Exactly reproduce all the records, keeping pictures out of the copy.
BEGIN TASK INPUTS
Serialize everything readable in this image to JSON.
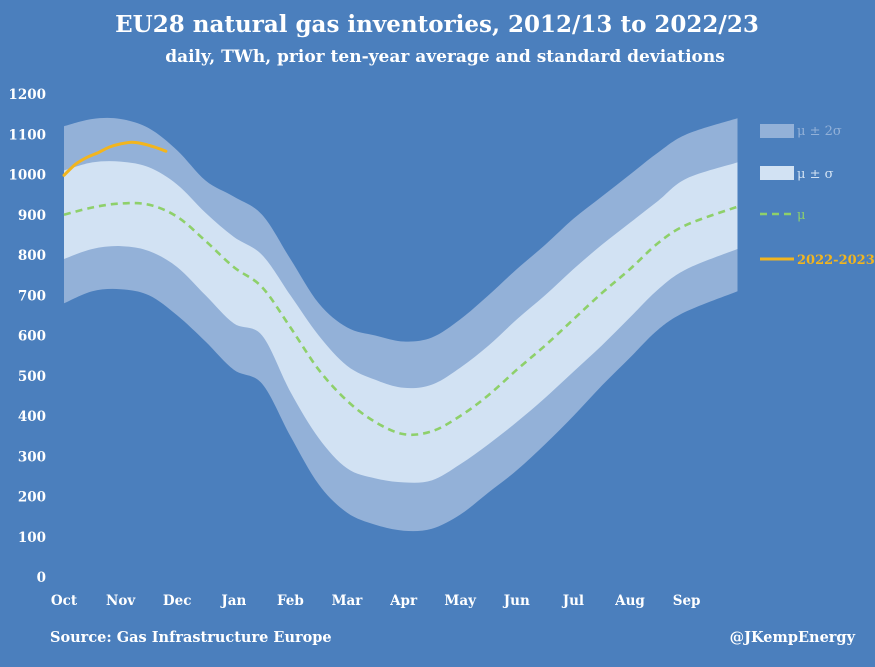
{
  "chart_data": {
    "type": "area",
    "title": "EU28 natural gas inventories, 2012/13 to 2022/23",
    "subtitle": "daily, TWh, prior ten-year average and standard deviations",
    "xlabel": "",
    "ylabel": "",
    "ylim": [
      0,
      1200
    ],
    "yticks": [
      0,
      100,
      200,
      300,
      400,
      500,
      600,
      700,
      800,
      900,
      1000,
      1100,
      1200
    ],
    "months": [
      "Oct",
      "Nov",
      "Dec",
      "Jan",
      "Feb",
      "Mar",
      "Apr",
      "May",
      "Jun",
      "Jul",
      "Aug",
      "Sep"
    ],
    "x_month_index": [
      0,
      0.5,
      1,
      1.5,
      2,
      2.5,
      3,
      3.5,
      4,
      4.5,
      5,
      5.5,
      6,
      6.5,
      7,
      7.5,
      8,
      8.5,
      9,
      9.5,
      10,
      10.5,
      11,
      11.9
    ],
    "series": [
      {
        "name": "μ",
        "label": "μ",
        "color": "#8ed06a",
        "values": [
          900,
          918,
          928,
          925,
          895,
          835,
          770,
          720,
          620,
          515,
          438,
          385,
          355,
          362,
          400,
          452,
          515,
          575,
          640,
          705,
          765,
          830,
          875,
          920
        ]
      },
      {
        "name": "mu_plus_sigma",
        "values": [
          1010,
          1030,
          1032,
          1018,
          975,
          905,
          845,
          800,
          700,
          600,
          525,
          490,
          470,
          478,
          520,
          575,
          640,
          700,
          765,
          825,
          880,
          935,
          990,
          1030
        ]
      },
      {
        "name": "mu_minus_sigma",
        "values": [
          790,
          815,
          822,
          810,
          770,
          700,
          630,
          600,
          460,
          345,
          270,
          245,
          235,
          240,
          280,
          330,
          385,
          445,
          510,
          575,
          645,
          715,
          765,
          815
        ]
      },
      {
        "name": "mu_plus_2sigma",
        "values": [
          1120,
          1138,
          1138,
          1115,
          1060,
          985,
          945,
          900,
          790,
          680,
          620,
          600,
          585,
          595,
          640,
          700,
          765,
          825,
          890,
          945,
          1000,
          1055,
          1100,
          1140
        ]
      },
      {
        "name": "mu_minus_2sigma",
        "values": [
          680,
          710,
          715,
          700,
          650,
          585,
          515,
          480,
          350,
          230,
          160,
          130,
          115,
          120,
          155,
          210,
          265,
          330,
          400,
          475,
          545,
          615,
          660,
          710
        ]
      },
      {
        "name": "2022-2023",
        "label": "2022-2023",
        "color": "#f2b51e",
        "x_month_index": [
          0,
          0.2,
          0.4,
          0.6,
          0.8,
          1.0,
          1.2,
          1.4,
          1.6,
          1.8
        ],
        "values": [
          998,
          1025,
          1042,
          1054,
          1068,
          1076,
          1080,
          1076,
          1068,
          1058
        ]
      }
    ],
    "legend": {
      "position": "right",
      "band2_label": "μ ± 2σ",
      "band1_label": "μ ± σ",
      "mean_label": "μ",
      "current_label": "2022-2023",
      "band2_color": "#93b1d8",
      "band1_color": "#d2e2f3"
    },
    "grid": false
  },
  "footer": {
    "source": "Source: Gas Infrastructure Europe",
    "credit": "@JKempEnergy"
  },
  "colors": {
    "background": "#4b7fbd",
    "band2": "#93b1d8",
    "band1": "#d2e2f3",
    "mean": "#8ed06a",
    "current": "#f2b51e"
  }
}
END TASK INPUTS
*WRITTEN ANSWER*.
Serialize everything readable in this image to JSON.
{
  "chart_data": {
    "type": "area",
    "title": "EU28 natural gas inventories, 2012/13 to 2022/23",
    "subtitle": "daily, TWh, prior ten-year average and standard deviations",
    "xlabel": "",
    "ylabel": "",
    "ylim": [
      0,
      1200
    ],
    "yticks": [
      0,
      100,
      200,
      300,
      400,
      500,
      600,
      700,
      800,
      900,
      1000,
      1100,
      1200
    ],
    "months": [
      "Oct",
      "Nov",
      "Dec",
      "Jan",
      "Feb",
      "Mar",
      "Apr",
      "May",
      "Jun",
      "Jul",
      "Aug",
      "Sep"
    ],
    "x_month_index": [
      0,
      0.5,
      1,
      1.5,
      2,
      2.5,
      3,
      3.5,
      4,
      4.5,
      5,
      5.5,
      6,
      6.5,
      7,
      7.5,
      8,
      8.5,
      9,
      9.5,
      10,
      10.5,
      11,
      11.9
    ],
    "series": [
      {
        "name": "μ",
        "label": "μ",
        "color": "#8ed06a",
        "values": [
          900,
          918,
          928,
          925,
          895,
          835,
          770,
          720,
          620,
          515,
          438,
          385,
          355,
          362,
          400,
          452,
          515,
          575,
          640,
          705,
          765,
          830,
          875,
          920
        ]
      },
      {
        "name": "mu_plus_sigma",
        "values": [
          1010,
          1030,
          1032,
          1018,
          975,
          905,
          845,
          800,
          700,
          600,
          525,
          490,
          470,
          478,
          520,
          575,
          640,
          700,
          765,
          825,
          880,
          935,
          990,
          1030
        ]
      },
      {
        "name": "mu_minus_sigma",
        "values": [
          790,
          815,
          822,
          810,
          770,
          700,
          630,
          600,
          460,
          345,
          270,
          245,
          235,
          240,
          280,
          330,
          385,
          445,
          510,
          575,
          645,
          715,
          765,
          815
        ]
      },
      {
        "name": "mu_plus_2sigma",
        "values": [
          1120,
          1138,
          1138,
          1115,
          1060,
          985,
          945,
          900,
          790,
          680,
          620,
          600,
          585,
          595,
          640,
          700,
          765,
          825,
          890,
          945,
          1000,
          1055,
          1100,
          1140
        ]
      },
      {
        "name": "mu_minus_2sigma",
        "values": [
          680,
          710,
          715,
          700,
          650,
          585,
          515,
          480,
          350,
          230,
          160,
          130,
          115,
          120,
          155,
          210,
          265,
          330,
          400,
          475,
          545,
          615,
          660,
          710
        ]
      },
      {
        "name": "2022-2023",
        "label": "2022-2023",
        "color": "#f2b51e",
        "x_month_index": [
          0,
          0.2,
          0.4,
          0.6,
          0.8,
          1.0,
          1.2,
          1.4,
          1.6,
          1.8
        ],
        "values": [
          998,
          1025,
          1042,
          1054,
          1068,
          1076,
          1080,
          1076,
          1068,
          1058
        ]
      }
    ],
    "legend": {
      "position": "right",
      "band2_label": "μ ± 2σ",
      "band1_label": "μ ± σ",
      "mean_label": "μ",
      "current_label": "2022-2023",
      "band2_color": "#93b1d8",
      "band1_color": "#d2e2f3"
    },
    "grid": false
  },
  "footer": {
    "source": "Source: Gas Infrastructure Europe",
    "credit": "@JKempEnergy"
  },
  "colors": {
    "background": "#4b7fbd",
    "band2": "#93b1d8",
    "band1": "#d2e2f3",
    "mean": "#8ed06a",
    "current": "#f2b51e"
  }
}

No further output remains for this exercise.